### Textabschnitt
Schatten, Wasser, Kontrolle: So schützt man Tiere bei Hitze auf Almen

Hitzewellen treffen zunehmend auch Alpenregionen. Für Tierhalter ergeben sich dadurch neue Herausforderungen – besonders Geflügel und Milchkühe reagieren empfindlich auf Hitze. Fehlen Schatten, Wasser und Luftzirkulation, droht Hitzestress.

Drei Grundregeln: Schatten, Wasser, Kontrolle

Laut SVLFG gilt:

– Schattenplätze schaffen – z. B. mobile Unterstände

– Ständigen Zugang zu frischem Wasser gewährleisten

– Tiere regelmäßig kontrollieren, auf Atmung und Verhalten achten

Geflügel – besonders hitzeempfindlich

Bei hoher Luftfeuchtigkeit besonders gefährdet. Wichtig: Lüftungsanlagen müssen einwandfrei funktionieren, Fütterung in kühlere Stunden verlagern.

### Aufgabe 1
Liste alle Grundregeln auf, die der Text zum Hitzeschutz auf Almen unter Berufung auf die SVLFG nennt.
### Aufgabe 2
Führe den Text zum Hitzeschutz für Tiere auf Almen nach seinem letzten Satz weiter.

### Extrahierte Daten

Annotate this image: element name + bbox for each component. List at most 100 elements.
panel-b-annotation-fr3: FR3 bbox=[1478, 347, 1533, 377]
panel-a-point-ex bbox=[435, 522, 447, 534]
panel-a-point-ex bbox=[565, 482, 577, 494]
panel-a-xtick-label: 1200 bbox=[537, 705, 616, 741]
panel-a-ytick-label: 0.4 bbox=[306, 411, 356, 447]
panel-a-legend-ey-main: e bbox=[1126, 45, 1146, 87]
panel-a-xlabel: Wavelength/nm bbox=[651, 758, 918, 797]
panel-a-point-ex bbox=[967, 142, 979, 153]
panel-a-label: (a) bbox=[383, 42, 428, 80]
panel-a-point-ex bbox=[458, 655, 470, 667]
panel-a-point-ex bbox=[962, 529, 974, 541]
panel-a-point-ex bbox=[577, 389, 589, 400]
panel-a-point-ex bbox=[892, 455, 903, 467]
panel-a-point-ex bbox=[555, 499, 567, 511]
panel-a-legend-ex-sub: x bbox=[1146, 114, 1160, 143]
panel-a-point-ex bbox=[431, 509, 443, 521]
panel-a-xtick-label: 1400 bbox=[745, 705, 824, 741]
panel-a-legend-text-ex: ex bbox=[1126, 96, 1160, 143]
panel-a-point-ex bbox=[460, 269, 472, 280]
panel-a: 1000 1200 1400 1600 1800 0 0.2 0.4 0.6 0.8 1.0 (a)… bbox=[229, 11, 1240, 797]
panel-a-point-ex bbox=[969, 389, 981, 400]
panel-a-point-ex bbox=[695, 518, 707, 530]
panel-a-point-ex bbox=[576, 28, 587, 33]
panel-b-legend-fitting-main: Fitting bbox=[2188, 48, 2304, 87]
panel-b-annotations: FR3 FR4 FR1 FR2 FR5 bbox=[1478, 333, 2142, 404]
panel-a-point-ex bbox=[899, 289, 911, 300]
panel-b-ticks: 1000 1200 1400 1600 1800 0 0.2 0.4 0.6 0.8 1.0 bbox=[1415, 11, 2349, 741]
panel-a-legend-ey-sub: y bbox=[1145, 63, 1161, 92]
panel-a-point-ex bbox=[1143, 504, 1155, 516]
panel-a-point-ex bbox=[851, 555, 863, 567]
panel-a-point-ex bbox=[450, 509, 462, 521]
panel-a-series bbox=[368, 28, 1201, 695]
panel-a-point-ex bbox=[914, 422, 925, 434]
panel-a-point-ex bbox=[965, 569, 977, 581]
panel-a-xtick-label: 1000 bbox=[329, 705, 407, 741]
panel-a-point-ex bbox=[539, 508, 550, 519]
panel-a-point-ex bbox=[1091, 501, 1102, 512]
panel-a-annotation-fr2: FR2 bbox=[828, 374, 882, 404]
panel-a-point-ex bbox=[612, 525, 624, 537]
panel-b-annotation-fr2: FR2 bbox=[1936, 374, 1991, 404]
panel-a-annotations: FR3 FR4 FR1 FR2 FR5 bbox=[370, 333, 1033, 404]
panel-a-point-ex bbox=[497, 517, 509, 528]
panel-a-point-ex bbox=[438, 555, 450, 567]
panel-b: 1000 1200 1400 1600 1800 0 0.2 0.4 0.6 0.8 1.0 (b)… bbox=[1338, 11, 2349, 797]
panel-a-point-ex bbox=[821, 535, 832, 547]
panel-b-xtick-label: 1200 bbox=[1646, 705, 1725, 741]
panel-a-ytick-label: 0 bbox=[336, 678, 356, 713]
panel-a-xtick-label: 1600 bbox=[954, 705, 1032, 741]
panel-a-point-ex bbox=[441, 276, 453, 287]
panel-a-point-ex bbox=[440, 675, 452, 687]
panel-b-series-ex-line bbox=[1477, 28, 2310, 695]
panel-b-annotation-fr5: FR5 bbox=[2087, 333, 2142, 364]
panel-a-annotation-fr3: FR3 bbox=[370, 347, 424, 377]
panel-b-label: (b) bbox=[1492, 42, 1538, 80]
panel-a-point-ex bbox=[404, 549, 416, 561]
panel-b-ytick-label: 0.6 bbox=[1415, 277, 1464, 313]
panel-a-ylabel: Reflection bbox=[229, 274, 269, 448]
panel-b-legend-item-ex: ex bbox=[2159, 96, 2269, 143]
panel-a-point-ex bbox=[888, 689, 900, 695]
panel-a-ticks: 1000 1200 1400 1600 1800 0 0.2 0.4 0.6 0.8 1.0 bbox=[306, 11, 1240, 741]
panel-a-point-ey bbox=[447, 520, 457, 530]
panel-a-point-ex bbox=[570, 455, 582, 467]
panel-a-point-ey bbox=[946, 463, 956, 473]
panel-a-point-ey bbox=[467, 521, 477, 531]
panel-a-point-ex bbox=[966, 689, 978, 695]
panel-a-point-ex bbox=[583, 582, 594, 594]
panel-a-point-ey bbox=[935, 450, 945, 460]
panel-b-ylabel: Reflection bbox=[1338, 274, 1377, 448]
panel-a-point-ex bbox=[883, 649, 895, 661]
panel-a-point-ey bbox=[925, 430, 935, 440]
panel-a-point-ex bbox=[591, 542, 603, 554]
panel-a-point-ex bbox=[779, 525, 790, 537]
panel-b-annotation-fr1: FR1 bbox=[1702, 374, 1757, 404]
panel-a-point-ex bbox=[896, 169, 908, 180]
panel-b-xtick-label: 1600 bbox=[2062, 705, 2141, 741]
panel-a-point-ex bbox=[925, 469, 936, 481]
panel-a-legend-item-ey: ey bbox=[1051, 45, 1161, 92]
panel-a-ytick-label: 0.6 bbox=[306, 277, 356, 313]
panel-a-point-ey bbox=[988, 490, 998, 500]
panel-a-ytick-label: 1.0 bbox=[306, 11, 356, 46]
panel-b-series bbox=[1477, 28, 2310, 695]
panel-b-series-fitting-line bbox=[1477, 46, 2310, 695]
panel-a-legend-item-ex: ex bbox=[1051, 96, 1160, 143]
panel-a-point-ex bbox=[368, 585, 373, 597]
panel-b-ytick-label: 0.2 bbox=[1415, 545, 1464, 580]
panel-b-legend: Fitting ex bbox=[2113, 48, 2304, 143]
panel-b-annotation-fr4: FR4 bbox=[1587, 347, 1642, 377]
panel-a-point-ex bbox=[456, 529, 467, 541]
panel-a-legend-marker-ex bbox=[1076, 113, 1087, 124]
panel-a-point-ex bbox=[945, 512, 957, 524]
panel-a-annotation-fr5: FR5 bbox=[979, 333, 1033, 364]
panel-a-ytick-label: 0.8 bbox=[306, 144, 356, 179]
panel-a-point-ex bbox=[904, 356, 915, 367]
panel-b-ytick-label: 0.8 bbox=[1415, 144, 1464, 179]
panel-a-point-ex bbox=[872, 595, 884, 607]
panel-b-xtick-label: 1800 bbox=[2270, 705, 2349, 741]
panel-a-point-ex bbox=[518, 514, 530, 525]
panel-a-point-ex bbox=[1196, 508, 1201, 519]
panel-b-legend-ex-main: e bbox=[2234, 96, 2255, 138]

### Ergebnis 1
- Schattenplätze schaffen, z. B. mobile Unterstände
- Ständigen Zugang zu frischem Wasser gewährleisten
- Tiere regelmäßig kontrollieren, auf Atmung und Verhalten achten

### Ergebnis 2
Almen im Sommer: Weniger Futter, höheres Risiko

Weniger Gras auf der Weide erfordert Zusatzfütterung – Heu, Kraftfutter, Mineralien.

Hitzschlag & Sonnenstich – erkennen und handeln

  • Sonnenstich: Kopfschmerz, Schwindel, Nackensteifigkeit, Übelkeit

  • Hitzschlag: trockene, heiße, rote Haut, keine Schweißbildung – sofort Notruf!
    Erste Hilfe: in den Schatten bringen, Kleidung lockern, kühlen, Flüssigkeit geben (nur bei Bewusstsein).

Wichtig: Tiere (und Kinder) nie im Auto lassen – es kann über 70 °C heiß werden!